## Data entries
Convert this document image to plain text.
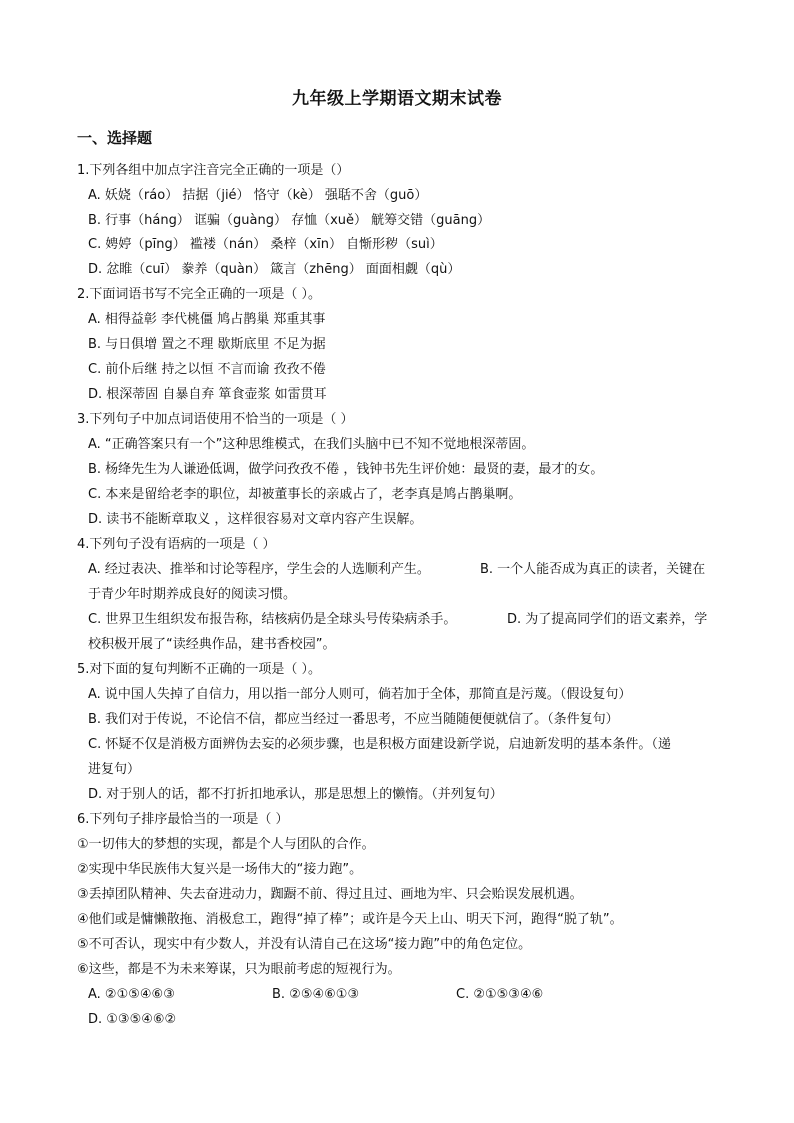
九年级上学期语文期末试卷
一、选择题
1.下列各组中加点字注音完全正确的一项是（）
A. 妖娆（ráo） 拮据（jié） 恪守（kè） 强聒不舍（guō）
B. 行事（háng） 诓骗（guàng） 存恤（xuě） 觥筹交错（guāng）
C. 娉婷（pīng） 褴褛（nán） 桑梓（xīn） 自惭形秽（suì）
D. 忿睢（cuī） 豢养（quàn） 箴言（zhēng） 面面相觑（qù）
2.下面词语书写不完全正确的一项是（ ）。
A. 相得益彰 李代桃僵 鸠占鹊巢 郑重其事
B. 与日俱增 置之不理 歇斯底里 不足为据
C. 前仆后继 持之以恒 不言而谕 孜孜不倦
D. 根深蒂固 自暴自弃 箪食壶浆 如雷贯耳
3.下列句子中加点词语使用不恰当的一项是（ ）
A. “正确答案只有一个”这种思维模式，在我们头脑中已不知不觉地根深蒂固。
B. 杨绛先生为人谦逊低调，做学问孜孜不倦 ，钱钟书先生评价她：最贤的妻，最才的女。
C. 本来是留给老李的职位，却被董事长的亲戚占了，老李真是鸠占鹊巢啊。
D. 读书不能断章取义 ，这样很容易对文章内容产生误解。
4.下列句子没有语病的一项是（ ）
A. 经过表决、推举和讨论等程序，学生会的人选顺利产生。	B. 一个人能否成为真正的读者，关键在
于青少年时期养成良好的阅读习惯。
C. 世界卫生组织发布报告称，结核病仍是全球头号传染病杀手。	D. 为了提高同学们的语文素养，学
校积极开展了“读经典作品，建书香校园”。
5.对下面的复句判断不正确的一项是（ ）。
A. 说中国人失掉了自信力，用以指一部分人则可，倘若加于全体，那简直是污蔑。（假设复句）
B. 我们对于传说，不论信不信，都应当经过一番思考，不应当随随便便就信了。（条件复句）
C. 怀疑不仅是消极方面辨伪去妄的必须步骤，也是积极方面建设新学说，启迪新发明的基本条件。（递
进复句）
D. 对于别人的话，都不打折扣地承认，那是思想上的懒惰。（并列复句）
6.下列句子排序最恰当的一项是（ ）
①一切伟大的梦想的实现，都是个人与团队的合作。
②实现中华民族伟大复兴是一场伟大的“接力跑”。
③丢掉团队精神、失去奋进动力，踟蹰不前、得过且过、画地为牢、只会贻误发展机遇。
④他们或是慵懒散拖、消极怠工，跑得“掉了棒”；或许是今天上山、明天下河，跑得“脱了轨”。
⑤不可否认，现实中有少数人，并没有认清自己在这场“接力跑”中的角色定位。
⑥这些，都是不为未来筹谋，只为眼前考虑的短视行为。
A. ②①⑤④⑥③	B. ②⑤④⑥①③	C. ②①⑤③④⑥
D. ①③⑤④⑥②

## WORK TO BE COMPLETED
Leave out the pictures and repeat everything else in the records exactly.

## SOLVED EXERCISE
Convert this document image to plain text.
九年级上学期语文期末试卷
一、选择题
1.下列各组中加点字注音完全正确的一项是（）
A. 妖娆（ráo） 拮据（jié） 恪守（kè） 强聒不舍（guō）
B. 行事（háng） 诓骗（guàng） 存恤（xuě） 觥筹交错（guāng）
C. 娉婷（pīng） 褴褛（nán） 桑梓（xīn） 自惭形秽（suì）
D. 忿睢（cuī） 豢养（quàn） 箴言（zhēng） 面面相觑（qù）
2.下面词语书写不完全正确的一项是（ ）。
A. 相得益彰 李代桃僵 鸠占鹊巢 郑重其事
B. 与日俱增 置之不理 歇斯底里 不足为据
C. 前仆后继 持之以恒 不言而谕 孜孜不倦
D. 根深蒂固 自暴自弃 箪食壶浆 如雷贯耳
3.下列句子中加点词语使用不恰当的一项是（ ）
A. “正确答案只有一个”这种思维模式，在我们头脑中已不知不觉地根深蒂固。
B. 杨绛先生为人谦逊低调，做学问孜孜不倦 ，钱钟书先生评价她：最贤的妻，最才的女。
C. 本来是留给老李的职位，却被董事长的亲戚占了，老李真是鸠占鹊巢啊。
D. 读书不能断章取义 ，这样很容易对文章内容产生误解。
4.下列句子没有语病的一项是（ ）
A. 经过表决、推举和讨论等程序，学生会的人选顺利产生。	B. 一个人能否成为真正的读者，关键在
于青少年时期养成良好的阅读习惯。
C. 世界卫生组织发布报告称，结核病仍是全球头号传染病杀手。	D. 为了提高同学们的语文素养，学
校积极开展了“读经典作品，建书香校园”。
5.对下面的复句判断不正确的一项是（ ）。
A. 说中国人失掉了自信力，用以指一部分人则可，倘若加于全体，那简直是污蔑。（假设复句）
B. 我们对于传说，不论信不信，都应当经过一番思考，不应当随随便便就信了。（条件复句）
C. 怀疑不仅是消极方面辨伪去妄的必须步骤，也是积极方面建设新学说，启迪新发明的基本条件。（递
进复句）
D. 对于别人的话，都不打折扣地承认，那是思想上的懒惰。（并列复句）
6.下列句子排序最恰当的一项是（ ）
①一切伟大的梦想的实现，都是个人与团队的合作。
②实现中华民族伟大复兴是一场伟大的“接力跑”。
③丢掉团队精神、失去奋进动力，踟蹰不前、得过且过、画地为牢、只会贻误发展机遇。
④他们或是慵懒散拖、消极怠工，跑得“掉了棒”；或许是今天上山、明天下河，跑得“脱了轨”。
⑤不可否认，现实中有少数人，并没有认清自己在这场“接力跑”中的角色定位。
⑥这些，都是不为未来筹谋，只为眼前考虑的短视行为。
A. ②①⑤④⑥③	B. ②⑤④⑥①③	C. ②①⑤③④⑥
D. ①③⑤④⑥②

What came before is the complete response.